[Records from a dataset]
=-=-=
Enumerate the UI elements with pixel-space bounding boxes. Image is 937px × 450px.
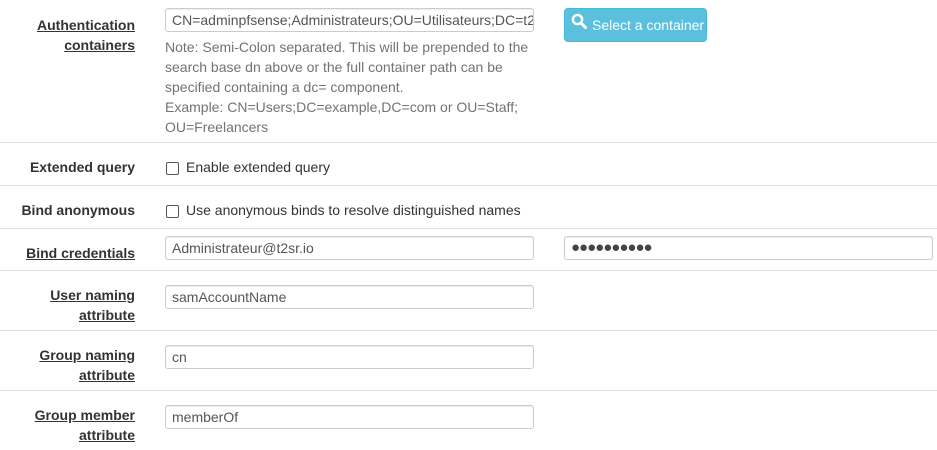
auth-containers-help: Note: Semi-Colon separated. This will be… xyxy=(165,39,529,135)
select-container-label: Select a container xyxy=(592,17,705,33)
bind-password-input[interactable]: ●●●●●●●●●● xyxy=(564,236,933,260)
auth-containers-label: Authentication containers xyxy=(37,17,135,53)
bind-anonymous-label: Bind anonymous xyxy=(21,202,135,218)
bind-anonymous-checkbox-label[interactable]: Use anonymous binds to resolve distingui… xyxy=(186,200,521,220)
bind-anonymous-row: Bind anonymous Use anonymous binds to re… xyxy=(0,186,937,229)
extended-query-checkbox-label[interactable]: Enable extended query xyxy=(186,157,330,177)
group-naming-row: Group naming attribute cn xyxy=(0,331,937,391)
search-icon xyxy=(571,8,587,40)
extended-query-label: Extended query xyxy=(29,159,135,175)
group-member-row: Group member attribute memberOf xyxy=(0,391,937,450)
group-naming-input[interactable]: cn xyxy=(165,345,534,369)
bind-credentials-row: Bind credentials Administrateur@t2sr.io … xyxy=(0,229,937,271)
group-naming-label: Group naming attribute xyxy=(39,347,135,383)
group-member-input[interactable]: memberOf xyxy=(165,405,534,429)
bind-username-input[interactable]: Administrateur@t2sr.io xyxy=(165,236,534,260)
extended-query-row: Extended query Enable extended query xyxy=(0,143,937,186)
user-naming-label: User naming attribute xyxy=(50,287,135,323)
bind-credentials-label: Bind credentials xyxy=(26,245,135,261)
auth-containers-input[interactable]: CN=adminpfsense;Administrateurs;OU=Utili… xyxy=(165,8,534,32)
user-naming-row: User naming attribute samAccountName xyxy=(0,271,937,331)
select-container-button[interactable]: Select a container xyxy=(564,8,707,42)
group-member-label: Group member attribute xyxy=(34,407,135,443)
bind-anonymous-checkbox[interactable] xyxy=(166,205,179,218)
auth-containers-row: Authentication containers CN=adminpfsens… xyxy=(0,0,937,143)
user-naming-input[interactable]: samAccountName xyxy=(165,285,534,309)
extended-query-checkbox[interactable] xyxy=(166,162,179,175)
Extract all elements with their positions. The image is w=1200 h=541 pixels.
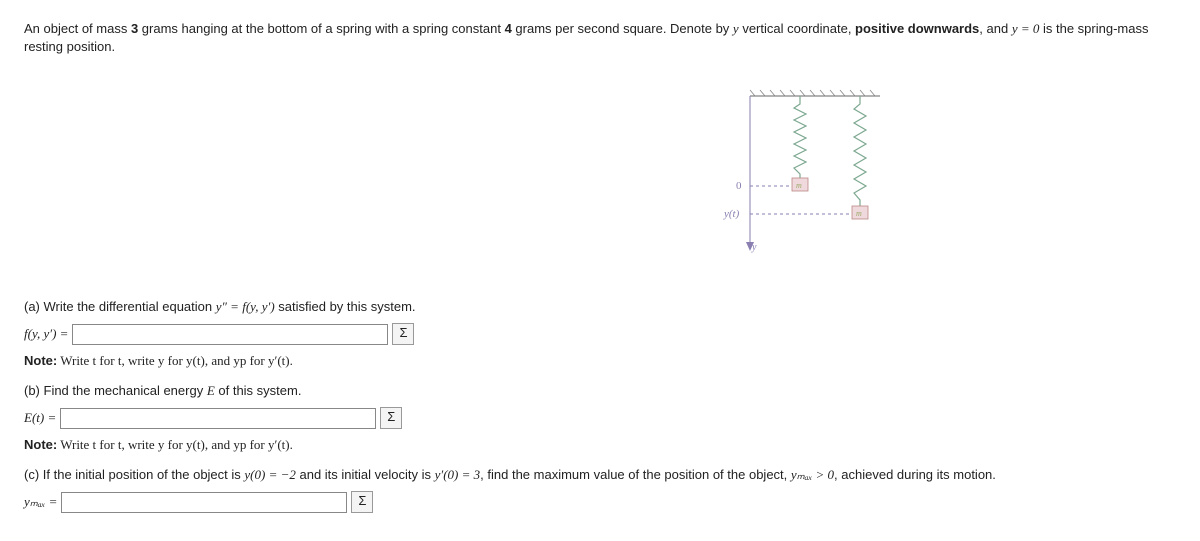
intro-text: An object of mass — [24, 21, 131, 36]
ode-expr: y″ = f(y, y′) — [216, 299, 275, 314]
note-body-a: Write t for t, write y for y(t), and yp … — [57, 353, 293, 368]
svg-text:m: m — [796, 181, 802, 190]
yp0-expr: y′(0) = 3 — [435, 467, 481, 482]
note-body-b: Write t for t, write y for y(t), and yp … — [57, 437, 293, 452]
part-b: (b) Find the mechanical energy E of this… — [24, 383, 1176, 453]
spring-k-value: 4 — [505, 21, 512, 36]
spring-figure-container: y 0 y(t) m m — [24, 86, 1176, 259]
ymax-cond: yₘₐₓ > 0 — [791, 467, 834, 482]
problem-statement: An object of mass 3 grams hanging at the… — [24, 20, 1176, 56]
svg-text:y: y — [751, 242, 757, 253]
E-var: E — [207, 383, 215, 398]
ymax-input[interactable] — [61, 492, 347, 513]
f-yy-label: f(y, y′) = — [24, 326, 68, 342]
note-label-b: Note: — [24, 437, 57, 452]
y0-expr: y(0) = −2 — [244, 467, 295, 482]
y-eq-zero: y = 0 — [1012, 21, 1040, 36]
f-input[interactable] — [72, 324, 388, 345]
svg-text:m: m — [856, 209, 862, 218]
E-input[interactable] — [60, 408, 376, 429]
ymax-label: yₘₐₓ = — [24, 494, 57, 510]
part-a: (a) Write the differential equation y″ =… — [24, 299, 1176, 369]
svg-text:y(t): y(t) — [723, 208, 740, 220]
E-t-label: E(t) = — [24, 410, 56, 426]
positive-downwards: positive downwards — [855, 21, 979, 36]
sigma-button-b[interactable]: Σ — [380, 407, 402, 429]
note-label-a: Note: — [24, 353, 57, 368]
part-c: (c) If the initial position of the objec… — [24, 467, 1176, 513]
svg-text:0: 0 — [736, 180, 742, 192]
spring-mass-diagram: y 0 y(t) m m — [700, 86, 920, 256]
sigma-button-c[interactable]: Σ — [351, 491, 373, 513]
sigma-button-a[interactable]: Σ — [392, 323, 414, 345]
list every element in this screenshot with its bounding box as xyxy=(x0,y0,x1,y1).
=-=-=
Work to be completed |
Convert the lines into a Markdown table with the columns No. and Line, numbering each row and leaving out blank lines. Begin at the line that contains "intro-text: An object" and stop after the line that contains "spring-mass-diagram: y 0".

The completed task |
| No. | Line |
|---|---|
| 1 | intro-text: An object of mass — [24, 21, 131, 36] |
| 2 | ode-expr: y″ = f(y, y′) — [216, 299, 275, 314] |
| 3 | note-body-a: Write t for t, write y for y(t), and yp … — [57, 353, 293, 368] |
| 4 | svg-text:m: m — [796, 181, 802, 190] |
| 5 | yp0-expr: y′(0) = 3 — [435, 467, 481, 482] |
| 6 | note-body-b: Write t for t, write y for y(t), and yp … — [57, 437, 293, 452] |
| 7 | part-b: (b) Find the mechanical energy E of this… — [24, 383, 1176, 453] |
| 8 | spring-k-value: 4 — [505, 21, 512, 36] |
| 9 | spring-figure-container: y 0 y(t) m m — [24, 86, 1176, 259] |
| 10 | ymax-cond: yₘₐₓ > 0 — [791, 467, 834, 482] |
| 11 | problem-statement: An object of mass 3 grams hanging at the… — [24, 20, 1176, 56] |
| 12 | svg-text:y: y — [751, 242, 757, 253] |
| 13 | E-var: E — [207, 383, 215, 398] |
| 14 | ymax-input[interactable] — [61, 492, 347, 513] |
| 15 | f-yy-label: f(y, y′) = — [24, 326, 68, 342] |
| 16 | note-label-b: Note: — [24, 437, 57, 452] |
| 17 | y0-expr: y(0) = −2 — [244, 467, 295, 482] |
| 18 | y-eq-zero: y = 0 — [1012, 21, 1040, 36] |
| 19 | f-input[interactable] — [72, 324, 388, 345] |
| 20 | svg-text:m: m — [856, 209, 862, 218] |
| 21 | E-input[interactable] — [60, 408, 376, 429] |
| 22 | ymax-label: yₘₐₓ = — [24, 494, 57, 510] |
| 23 | part-a: (a) Write the differential equation y″ =… — [24, 299, 1176, 369] |
| 24 | svg-text:y(t): y(t) — [723, 208, 740, 220] |
| 25 | E-t-label: E(t) = — [24, 410, 56, 426] |
| 26 | positive-downwards: positive downwards — [855, 21, 979, 36] |
| 27 | sigma-button-b[interactable]: Σ — [380, 407, 402, 429] |
| 28 | note-label-a: Note: — [24, 353, 57, 368] |
| 29 | part-c: (c) If the initial position of the objec… — [24, 467, 1176, 513] |
| 30 | svg-text:0: 0 — [736, 180, 742, 192] |
| 31 | spring-mass-diagram: y 0 y(t) m m — [700, 86, 920, 256] |